Exercise task →
Your task is to give the listing below back word for word, pictures excluded.

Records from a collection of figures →
* * * * *

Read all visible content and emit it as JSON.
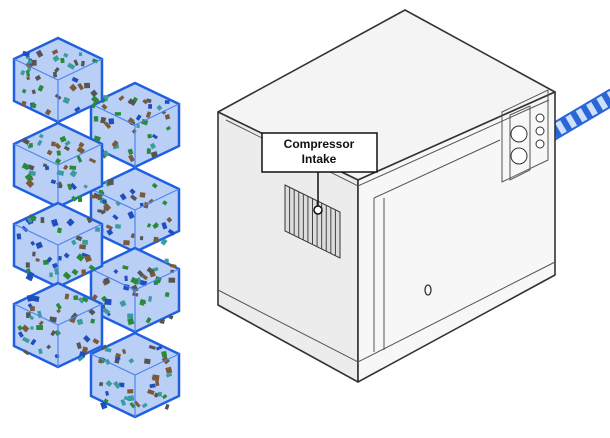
{
  "callout": {
    "label_lines": [
      "Compressor",
      "Intake"
    ]
  }
}
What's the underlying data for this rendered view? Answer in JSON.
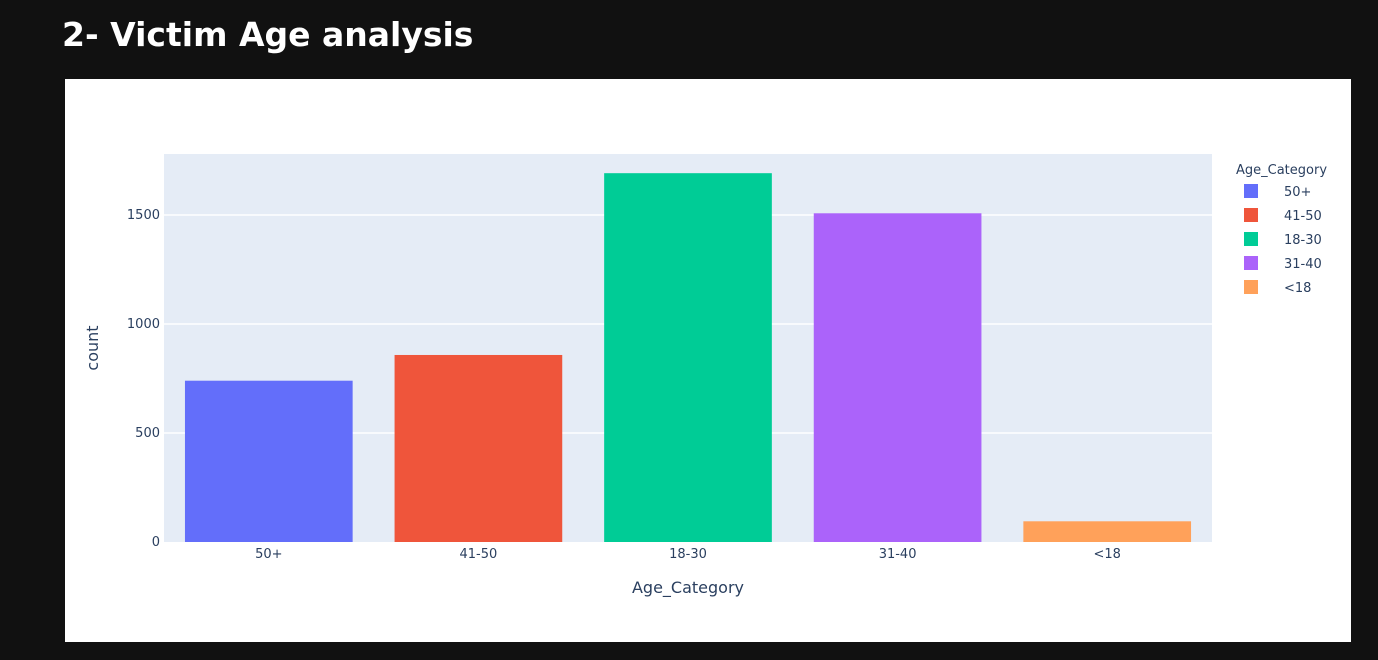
{
  "page": {
    "heading": "2- Victim Age analysis"
  },
  "chart_data": {
    "type": "bar",
    "categories": [
      "50+",
      "41-50",
      "18-30",
      "31-40",
      "<18"
    ],
    "values": [
      740,
      858,
      1692,
      1508,
      95
    ],
    "colors": [
      "#636efa",
      "#ef553b",
      "#00cc96",
      "#ab63fa",
      "#ffa15a"
    ],
    "xlabel": "Age_Category",
    "ylabel": "count",
    "ylim": [
      0,
      1780
    ],
    "yticks": [
      0,
      500,
      1000,
      1500
    ],
    "legend": {
      "title": "Age_Category",
      "position": "right"
    },
    "grid": true,
    "plot_background": "#e5ecf6"
  }
}
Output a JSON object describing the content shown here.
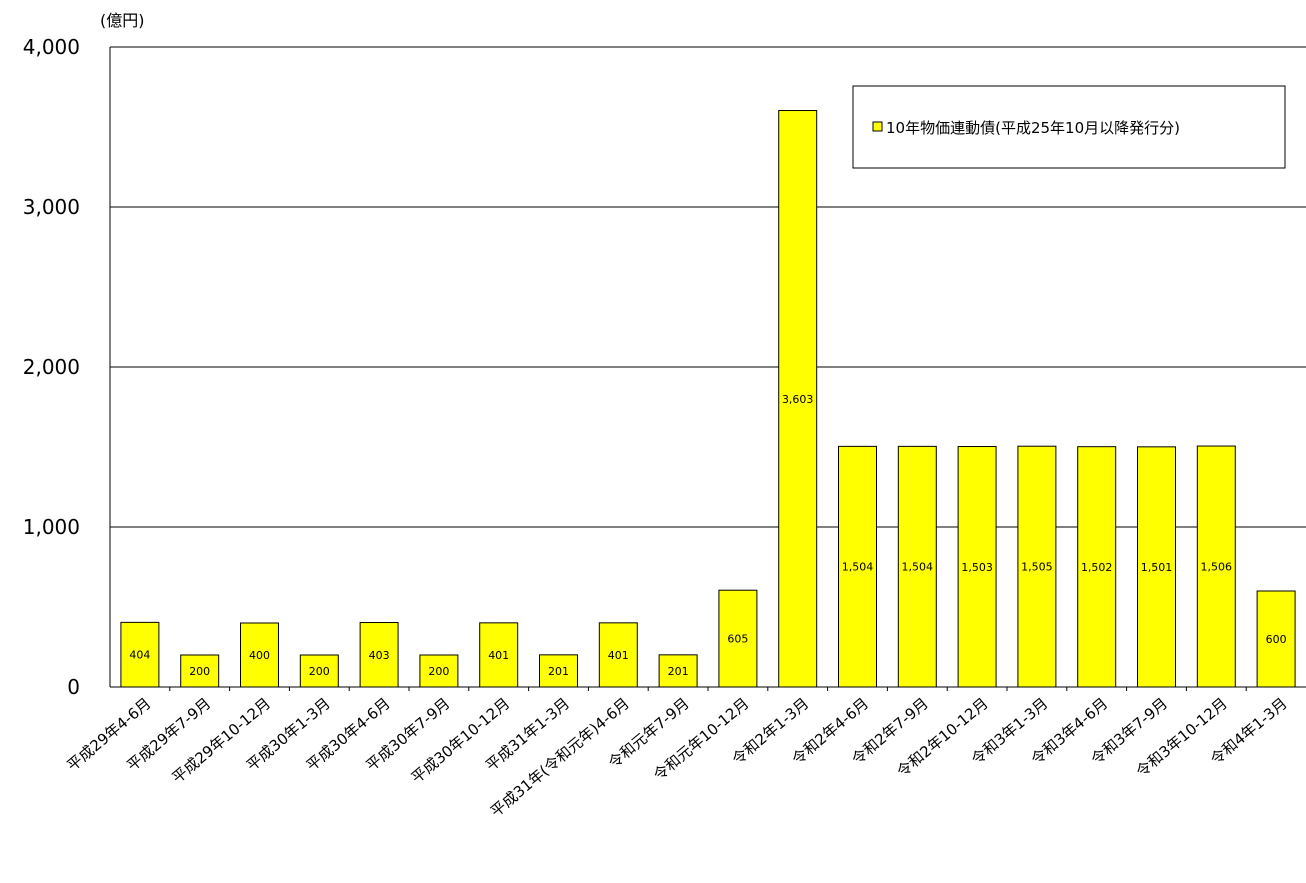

* * * * *

Task response →
Read all visible content and emit it as JSON.
{
  "callout": {
    "label_lines": [
      "Compressor",
      "Intake"
    ]
  }
}
What's the underlying data for this rendered view? Answer in JSON.
{
  "page": {
    "heading": "2- Victim Age analysis"
  },
  "chart_data": {
    "type": "bar",
    "categories": [
      "50+",
      "41-50",
      "18-30",
      "31-40",
      "<18"
    ],
    "values": [
      740,
      858,
      1692,
      1508,
      95
    ],
    "colors": [
      "#636efa",
      "#ef553b",
      "#00cc96",
      "#ab63fa",
      "#ffa15a"
    ],
    "xlabel": "Age_Category",
    "ylabel": "count",
    "ylim": [
      0,
      1780
    ],
    "yticks": [
      0,
      500,
      1000,
      1500
    ],
    "legend": {
      "title": "Age_Category",
      "position": "right"
    },
    "grid": true,
    "plot_background": "#e5ecf6"
  }
}
Output a JSON object describing the content shown here.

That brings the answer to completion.